* EXTRACTED RECORDS
--- --- ---

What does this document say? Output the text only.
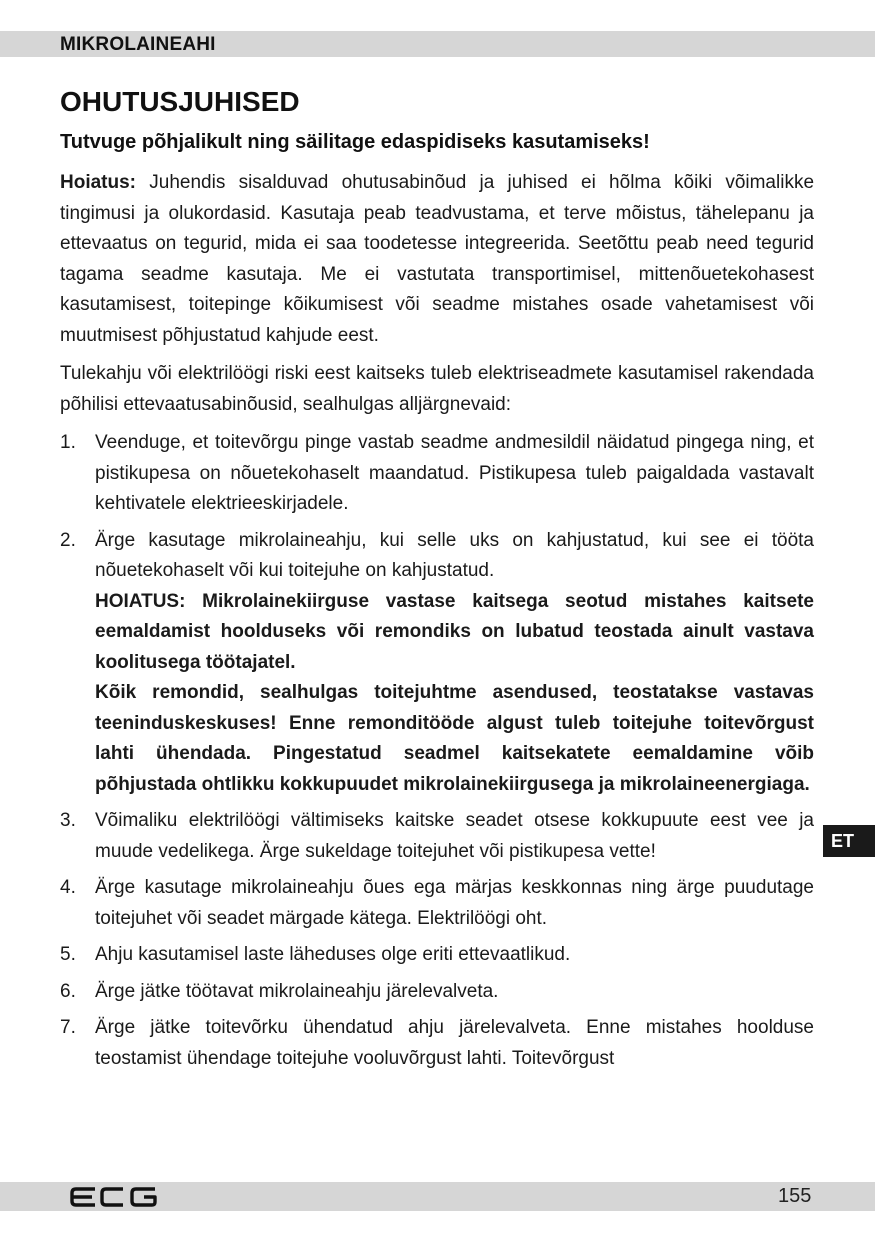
MIKROLAINEAHI
OHUTUSJUHISED
Tutvuge põhjalikult ning säilitage edaspidiseks kasutamiseks!

Hoiatus: Juhendis sisalduvad ohutusabinõud ja juhised ei hõlma kõiki võimalikke tingimusi ja olukordasid. Kasutaja peab teadvustama, et terve mõistus, tähelepanu ja ettevaatus on tegurid, mida ei saa toodetesse integreerida. Seetõttu peab need tegurid tagama seadme kasutaja. Me ei vastutata transportimisel, mittenõuetekohasest kasutamisest, toitepinge kõikumisest või seadme mistahes osade vahetamisest või muutmisest põhjustatud kahjude eest.

Tulekahju või elektrilöögi riski eest kaitseks tuleb elektriseadmete kasutamisel rakendada põhilisi ettevaatusabinõusid, sealhulgas alljärgnevaid:

1. Veenduge, et toitevõrgu pinge vastab seadme andmesildil näidatud pingega ning, et pistikupesa on nõuetekohaselt maandatud. Pistikupesa tuleb paigaldada vastavalt kehtivatele elektrieeskirjadele.
2. Ärge kasutage mikrolaineahju, kui selle uks on kahjustatud, kui see ei tööta nõuetekohaselt või kui toitejuhe on kahjustatud.
HOIATUS: Mikrolainekiirguse vastase kaitsega seotud mistahes kaitsete eemaldamist hoolduseks või remondiks on lubatud teostada ainult vastava koolitusega töötajatel.
Kõik remondid, sealhulgas toitejuhtme asendused, teostatakse vastavas teeninduskeskuses! Enne remonditööde algust tuleb toitejuhe toitevõrgust lahti ühendada. Pingestatud seadmel kaitsekatete eemaldamine võib põhjustada ohtlikku kokkupuudet mikrolainekiirgusega ja mikrolaineenergiaga.
3. Võimaliku elektrilöögi vältimiseks kaitske seadet otsese kokkupuute eest vee ja muude vedelikega. Ärge sukeldage toitejuhet või pistikupesa vette!
4. Ärge kasutage mikrolaineahju õues ega märjas keskkonnas ning ärge puudutage toitejuhet või seadet märgade kätega. Elektrilöögi oht.
5. Ahju kasutamisel laste läheduses olge eriti ettevaatlikud.
6. Ärge jätke töötavat mikrolaineahju järelevalveta.
7. Ärge jätke toitevõrku ühendatud ahju järelevalveta. Enne mistahes hoolduse teostamist ühendage toitejuhe vooluvõrgust lahti. Toitevõrgust
ET
155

--- --- ---

* PROBLEM
List all lines above in which the string "mikrolaineahju" appears.

* FINISHED ANSWER
2. Ärge kasutage mikrolaineahju, kui selle uks on kahjustatud, kui see ei tööta nõuetekohaselt või kui toitejuhe on kahjustatud.
4. Ärge kasutage mikrolaineahju õues ega märjas keskkonnas ning ärge puudutage toitejuhet või seadet märgade kätega. Elektrilöögi oht.
6. Ärge jätke töötavat mikrolaineahju järelevalveta.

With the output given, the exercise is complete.